→ TEXT SHOWN
::::
Working With AWR Reports From EM12c

I’ve had a recent request to write an update on working with AWR reports, so as promised, here it is!

The Automatic Workload Repository

The Automatic Workload Repository, (AWR) was one of the best enhancements to Oracle back in release 10g.  There was quite a goal put in front of the development group when they were asked to develop a product that:

1.  Provided significant performance recommendation and wait event data enhancements over its predecessor statspack.

2.  Was always on, meaning that the data would continually collect without manual intervention from the database administrator.

3.  Wouldn’t impact the current processing, having its own background processes and memory buffer, designated tablespace, (SYSAUX).

4.  The memory buffer would write in the opposite direction vs. direction the user reads, eliminating concurrency issues.

Along with many other requirements, all of the above was offered with the Automatic Workload Repository and we end up with architecture that looks something like this:

pt5

 

Using AWR Data

The AWR data is identified by the DBID, (Database Identifier) and a SNAP_ID, (snapshot identifier, which has an begin_interval_time and end_interval_time to isolate the date and time of the data collection.) and information about what is currently retained in the database can be queried from the DBA_HIST_SNAPSHOT.  AWR data also contains ASH, (Active Session History) samples along with the snapshot data, by default, about 1 out of every 10 samples.

The goal to using AWR data effectively really has to do with the following:

1.  Have you identified a true performance issue as part of a performance review?

2.  Has there been a user complaint or a request to investigate a performance degradation?

3.  Is there a business challenge or question that needs to be answered that AWR can offer an answer to?  (we’ll go when to use AWR vs. other features…)

Performance Review

A performance review is where you have either identified a problem or have been assigned to investigate the environment for performance issues to solve.  I have a couple Enterprise Manager environments available to me, but I chose to go out to one in particular and cross my fingers hoping I would have some heavy processing to fit the requirements of this post.

The quickest way to see workload in your database environment from EM12c, click on Targets –> Databases.  Choose to view by load map and you will then view databases by workload.  Upon going to a specific Enterprise Manager environment, I found out it was my lucky day!

pt1I really don’t know who Kurt is that has a database monitored on this EM12c cloud control environment, but boy, is he my favorite person today! :)

Hovering my cursor over the database name, (kurt) you can view the workload he has running on his test database currently:pt2

 

Boy, is Kurt my favorite person today!

EM12c Database Home Page

Logging into the database, I can see the significant IO and resource usage for the database and host from the database home page:

pt3

 

If we move to Top Activity, (Performance menu, Top Activity) I begin to view more details about the processing and different wait events:

pt4

 

Kurt is doing all KINDS of inserts, (seen by the different SQL_IDs, by SQL Type “INSERT”.  I can drill down into the individual statements and investigate this, but really, there are a TON of statements and SQL_ID’s here, wouldn’t it just be easier to view the workload with an AWR report?
::::
→ EXTRACTED INFORMATION

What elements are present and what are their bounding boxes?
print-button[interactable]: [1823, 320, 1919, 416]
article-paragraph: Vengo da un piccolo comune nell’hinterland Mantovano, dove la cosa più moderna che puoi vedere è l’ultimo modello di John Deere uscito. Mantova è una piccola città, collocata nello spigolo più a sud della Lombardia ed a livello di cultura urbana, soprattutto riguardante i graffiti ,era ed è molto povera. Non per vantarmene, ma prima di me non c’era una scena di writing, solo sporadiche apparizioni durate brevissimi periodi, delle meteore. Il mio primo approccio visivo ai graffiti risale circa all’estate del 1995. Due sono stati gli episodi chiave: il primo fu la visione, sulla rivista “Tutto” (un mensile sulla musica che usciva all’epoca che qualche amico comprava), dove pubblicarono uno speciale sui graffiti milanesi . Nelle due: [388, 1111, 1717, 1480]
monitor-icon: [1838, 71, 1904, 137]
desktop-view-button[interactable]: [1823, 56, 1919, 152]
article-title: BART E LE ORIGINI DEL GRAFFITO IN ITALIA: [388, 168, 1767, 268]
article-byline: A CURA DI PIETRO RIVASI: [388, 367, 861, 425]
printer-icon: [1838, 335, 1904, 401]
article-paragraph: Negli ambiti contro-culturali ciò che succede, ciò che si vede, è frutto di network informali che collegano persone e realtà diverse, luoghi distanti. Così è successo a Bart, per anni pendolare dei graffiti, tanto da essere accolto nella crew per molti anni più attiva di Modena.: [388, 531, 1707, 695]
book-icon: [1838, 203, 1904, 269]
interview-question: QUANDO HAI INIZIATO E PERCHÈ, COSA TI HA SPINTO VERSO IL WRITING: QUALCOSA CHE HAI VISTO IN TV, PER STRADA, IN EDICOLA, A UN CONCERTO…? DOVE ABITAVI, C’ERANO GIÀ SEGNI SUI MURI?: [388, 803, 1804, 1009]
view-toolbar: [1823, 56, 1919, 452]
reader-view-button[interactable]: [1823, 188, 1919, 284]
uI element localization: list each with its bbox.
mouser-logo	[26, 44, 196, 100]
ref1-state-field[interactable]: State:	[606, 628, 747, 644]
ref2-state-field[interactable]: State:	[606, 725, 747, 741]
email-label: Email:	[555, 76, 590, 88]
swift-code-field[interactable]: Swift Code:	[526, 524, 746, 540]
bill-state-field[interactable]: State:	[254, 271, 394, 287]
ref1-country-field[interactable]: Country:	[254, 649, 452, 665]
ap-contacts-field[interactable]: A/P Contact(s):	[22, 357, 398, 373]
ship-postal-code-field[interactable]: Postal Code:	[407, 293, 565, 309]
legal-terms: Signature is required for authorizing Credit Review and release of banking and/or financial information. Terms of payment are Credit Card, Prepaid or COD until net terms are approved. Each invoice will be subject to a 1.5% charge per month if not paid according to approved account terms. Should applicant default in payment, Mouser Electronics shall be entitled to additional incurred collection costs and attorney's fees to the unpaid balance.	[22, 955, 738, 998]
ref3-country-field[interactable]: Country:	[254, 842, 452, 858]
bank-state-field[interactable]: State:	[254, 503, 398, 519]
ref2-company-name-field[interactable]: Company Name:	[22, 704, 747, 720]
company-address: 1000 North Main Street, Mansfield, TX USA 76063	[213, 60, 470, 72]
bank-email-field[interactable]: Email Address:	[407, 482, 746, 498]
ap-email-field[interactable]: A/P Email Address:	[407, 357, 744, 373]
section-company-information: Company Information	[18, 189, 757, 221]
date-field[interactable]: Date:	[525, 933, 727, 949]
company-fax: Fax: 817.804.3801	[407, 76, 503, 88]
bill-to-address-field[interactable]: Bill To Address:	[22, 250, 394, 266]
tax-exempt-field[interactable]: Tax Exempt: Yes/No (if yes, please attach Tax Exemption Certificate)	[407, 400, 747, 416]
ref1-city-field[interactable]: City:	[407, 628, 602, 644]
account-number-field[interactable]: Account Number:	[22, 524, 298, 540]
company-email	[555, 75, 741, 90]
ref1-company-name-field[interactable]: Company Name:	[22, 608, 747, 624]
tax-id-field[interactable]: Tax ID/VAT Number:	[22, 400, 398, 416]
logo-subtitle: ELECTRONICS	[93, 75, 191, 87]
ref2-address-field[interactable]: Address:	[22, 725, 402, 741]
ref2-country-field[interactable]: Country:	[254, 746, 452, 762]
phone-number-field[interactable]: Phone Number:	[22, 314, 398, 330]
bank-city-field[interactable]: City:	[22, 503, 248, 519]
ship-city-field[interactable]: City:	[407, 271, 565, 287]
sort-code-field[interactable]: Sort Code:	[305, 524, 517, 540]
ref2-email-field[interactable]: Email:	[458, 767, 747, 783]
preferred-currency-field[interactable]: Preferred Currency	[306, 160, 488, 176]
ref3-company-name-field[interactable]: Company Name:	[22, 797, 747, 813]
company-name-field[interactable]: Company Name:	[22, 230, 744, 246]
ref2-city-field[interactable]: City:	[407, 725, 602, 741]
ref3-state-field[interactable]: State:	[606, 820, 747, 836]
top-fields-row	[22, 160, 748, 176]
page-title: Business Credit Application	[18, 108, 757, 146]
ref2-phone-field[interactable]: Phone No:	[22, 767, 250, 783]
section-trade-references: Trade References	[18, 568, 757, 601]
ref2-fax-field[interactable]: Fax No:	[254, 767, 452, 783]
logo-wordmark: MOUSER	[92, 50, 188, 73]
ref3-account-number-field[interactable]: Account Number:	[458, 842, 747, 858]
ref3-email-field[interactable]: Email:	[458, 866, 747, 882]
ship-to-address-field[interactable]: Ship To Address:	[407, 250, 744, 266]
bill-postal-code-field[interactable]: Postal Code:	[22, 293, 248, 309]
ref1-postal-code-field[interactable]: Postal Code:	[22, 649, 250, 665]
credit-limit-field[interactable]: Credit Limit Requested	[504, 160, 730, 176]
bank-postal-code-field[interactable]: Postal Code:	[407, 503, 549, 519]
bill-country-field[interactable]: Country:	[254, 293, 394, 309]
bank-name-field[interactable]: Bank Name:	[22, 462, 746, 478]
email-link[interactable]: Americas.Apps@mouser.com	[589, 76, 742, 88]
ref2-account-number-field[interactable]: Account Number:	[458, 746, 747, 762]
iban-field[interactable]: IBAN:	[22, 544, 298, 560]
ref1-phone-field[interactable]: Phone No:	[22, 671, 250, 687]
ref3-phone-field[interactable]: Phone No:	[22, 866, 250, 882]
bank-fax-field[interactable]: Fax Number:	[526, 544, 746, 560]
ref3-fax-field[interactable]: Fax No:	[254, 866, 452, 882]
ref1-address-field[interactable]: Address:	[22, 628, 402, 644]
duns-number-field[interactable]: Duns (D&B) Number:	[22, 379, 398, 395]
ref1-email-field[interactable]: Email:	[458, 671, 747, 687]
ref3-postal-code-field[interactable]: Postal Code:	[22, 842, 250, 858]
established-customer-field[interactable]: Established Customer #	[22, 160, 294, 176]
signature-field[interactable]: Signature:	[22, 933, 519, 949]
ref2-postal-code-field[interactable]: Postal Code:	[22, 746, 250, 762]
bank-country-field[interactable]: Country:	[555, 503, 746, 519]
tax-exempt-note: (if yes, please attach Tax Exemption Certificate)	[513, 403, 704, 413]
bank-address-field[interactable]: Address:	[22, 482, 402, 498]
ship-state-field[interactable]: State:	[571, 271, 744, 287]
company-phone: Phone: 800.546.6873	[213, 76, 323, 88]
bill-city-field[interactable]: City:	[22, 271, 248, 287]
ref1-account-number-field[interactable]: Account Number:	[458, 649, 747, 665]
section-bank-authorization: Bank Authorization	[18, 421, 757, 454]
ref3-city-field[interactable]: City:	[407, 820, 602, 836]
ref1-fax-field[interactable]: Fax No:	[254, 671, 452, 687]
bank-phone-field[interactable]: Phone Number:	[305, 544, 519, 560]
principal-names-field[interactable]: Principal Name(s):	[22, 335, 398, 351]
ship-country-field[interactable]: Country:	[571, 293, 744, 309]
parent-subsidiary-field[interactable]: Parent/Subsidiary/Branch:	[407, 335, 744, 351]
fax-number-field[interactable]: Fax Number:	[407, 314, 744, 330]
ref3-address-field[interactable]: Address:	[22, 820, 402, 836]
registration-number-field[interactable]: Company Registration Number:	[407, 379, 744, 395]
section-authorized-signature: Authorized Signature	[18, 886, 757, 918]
::::
→ BRIEF A
In the AWR article, roughly what share of ASH samples does AWR data keep by default?
→ BRIEF B
Extend the AWR article past its final sentence, continuing in the same voice.
The material was taken from a separate source.

→ WRITTEN REPLY A
About 1 out of every 10 samples.

→ WRITTEN REPLY B
Running the AWR Report

I choose to click on Performance, AWR, AWR Report.  Now I have a choice.  I could request a new snapshot to be performed immediately or I could wait till the top of the hour, as the interval is set hourly in this database.  I chose the latter for this demonstration, but if you wanted to create a snapshot immediately, you can do this easily from EM12c or request a snapshot by executing the following from SQLPlus with a user with execute privileges on the DBMS_WORKLOAD_REPOSITORY:

BEGIN
DBMS_WORKLOAD_REPOSITORY.CREATE_SNAPSHOT ();
END;
/

For this example, I simply waited, as there was no hurry or concern here and requested the report for the previous hour and latest snapshot:

pt6

 

I always start at the Top Ten Foreground Events and commonly look at those with high wait percentages:

pt7

 

Direct Path Write, that’s it.  Nothing else to see here… :)

Direct path write involves the following:  inserts/updates, objects being written to, tablespaces being written to and those datafiles that make up the tablespace(s).

It’s also IO, which we quickly verify down in the Foreground Wait Class:

pt8

 

Looking at the Top SQL by Elapsed Time confirms that we are dealing with a workload consisting of all inserts:

pt9

 

Clicking on the SQL ID, takes me to the Complete List of SQL Text and shows me just what Bad Boy Kurt is doing to produce his testing workload:

pt10

Wow, that Kurt is quite the rebel, eh? :)

Insert in a loop into one table from the same table, rollback and then end the loop, thanks for playing. He’s kicking some tires and doing it with angst!  Don’t worry people, like I said, Kurt is doing his job, using a module called “Load Generator”.  I’d be a fool not to recognize this as anything other than what it is-  generating workload to test something.  I just get the added benefit of having a workload to do a blog post on using AWR data… :)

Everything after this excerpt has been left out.